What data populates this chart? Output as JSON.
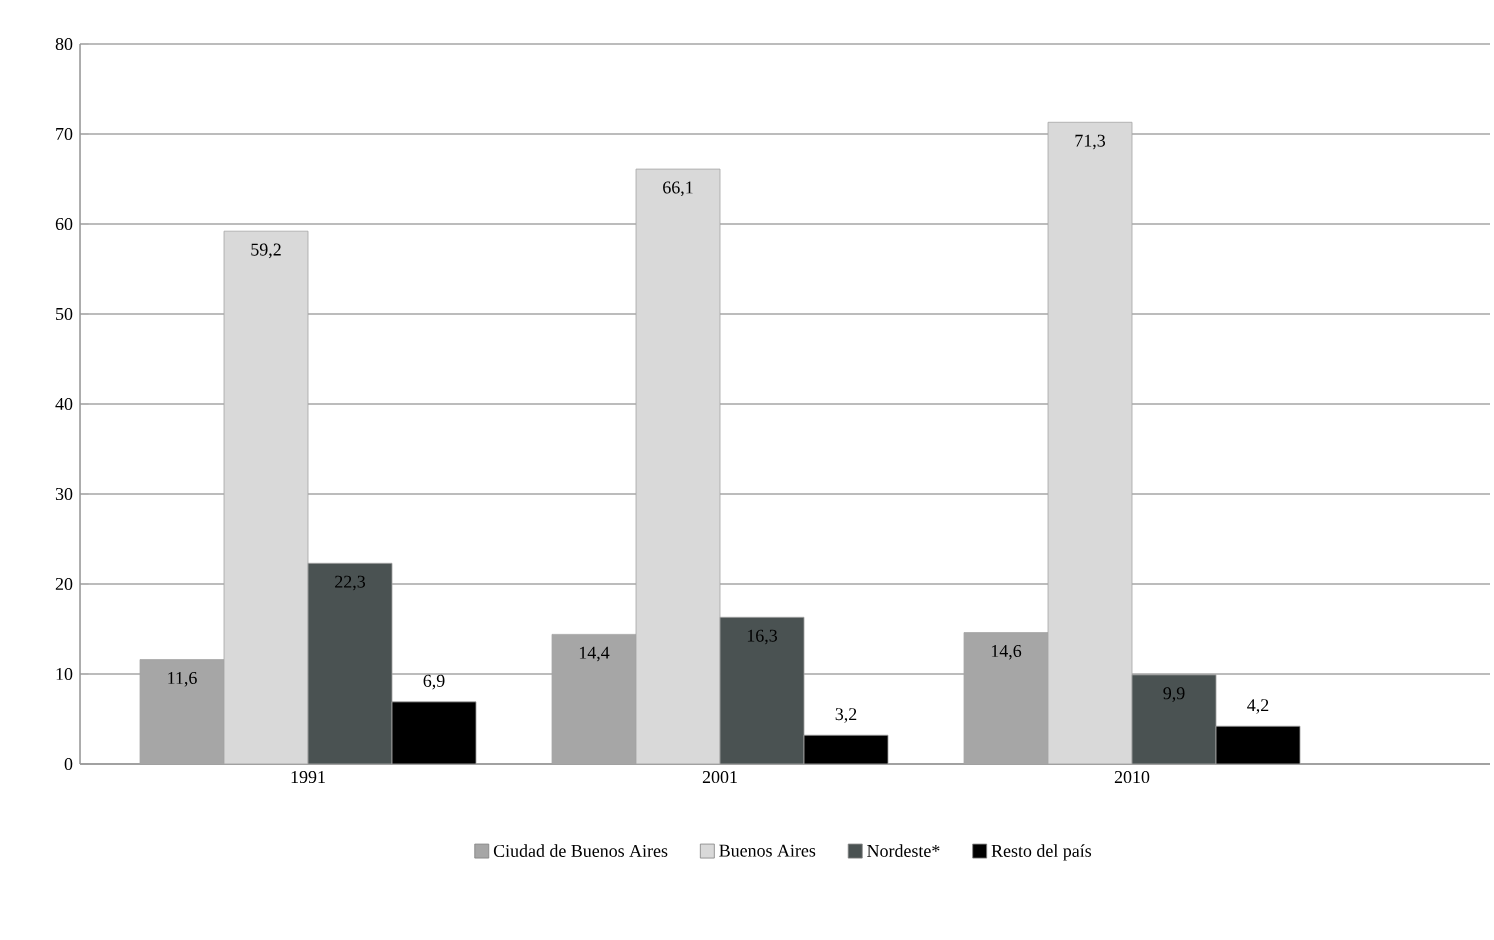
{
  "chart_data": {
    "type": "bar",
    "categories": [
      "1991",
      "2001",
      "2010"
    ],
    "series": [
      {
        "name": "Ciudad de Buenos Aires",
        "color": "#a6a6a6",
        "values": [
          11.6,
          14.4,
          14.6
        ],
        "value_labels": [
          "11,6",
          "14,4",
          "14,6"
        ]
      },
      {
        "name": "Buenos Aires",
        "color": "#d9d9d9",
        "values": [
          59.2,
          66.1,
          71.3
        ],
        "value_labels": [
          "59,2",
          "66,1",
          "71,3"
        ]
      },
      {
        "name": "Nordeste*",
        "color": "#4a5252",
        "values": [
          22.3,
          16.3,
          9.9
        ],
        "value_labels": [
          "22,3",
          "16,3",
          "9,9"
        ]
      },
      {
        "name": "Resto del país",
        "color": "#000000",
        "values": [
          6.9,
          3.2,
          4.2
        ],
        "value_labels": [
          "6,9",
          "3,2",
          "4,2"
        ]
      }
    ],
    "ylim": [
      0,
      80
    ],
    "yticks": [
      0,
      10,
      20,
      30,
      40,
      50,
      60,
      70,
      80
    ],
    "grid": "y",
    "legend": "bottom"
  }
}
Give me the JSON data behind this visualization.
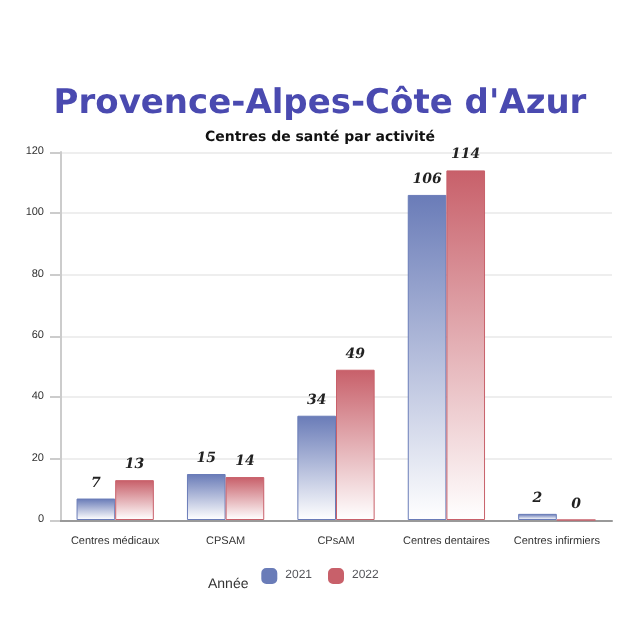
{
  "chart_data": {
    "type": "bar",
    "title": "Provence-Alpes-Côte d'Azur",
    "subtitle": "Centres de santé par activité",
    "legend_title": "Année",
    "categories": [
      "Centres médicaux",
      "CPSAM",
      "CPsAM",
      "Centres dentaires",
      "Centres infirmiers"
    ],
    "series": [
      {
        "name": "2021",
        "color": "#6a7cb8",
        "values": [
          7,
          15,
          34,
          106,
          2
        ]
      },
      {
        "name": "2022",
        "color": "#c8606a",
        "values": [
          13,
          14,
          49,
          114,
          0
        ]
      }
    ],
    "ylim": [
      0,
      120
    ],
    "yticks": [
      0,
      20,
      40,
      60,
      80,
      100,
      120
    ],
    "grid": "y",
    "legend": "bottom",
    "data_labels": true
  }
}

● YOUR GOAL
Scan the material line by line and report each one that contains "Buenos".

● RESULT OF THE EXERCISE
        "name": "Ciudad de Buenos Aires",
        "name": "Buenos Aires",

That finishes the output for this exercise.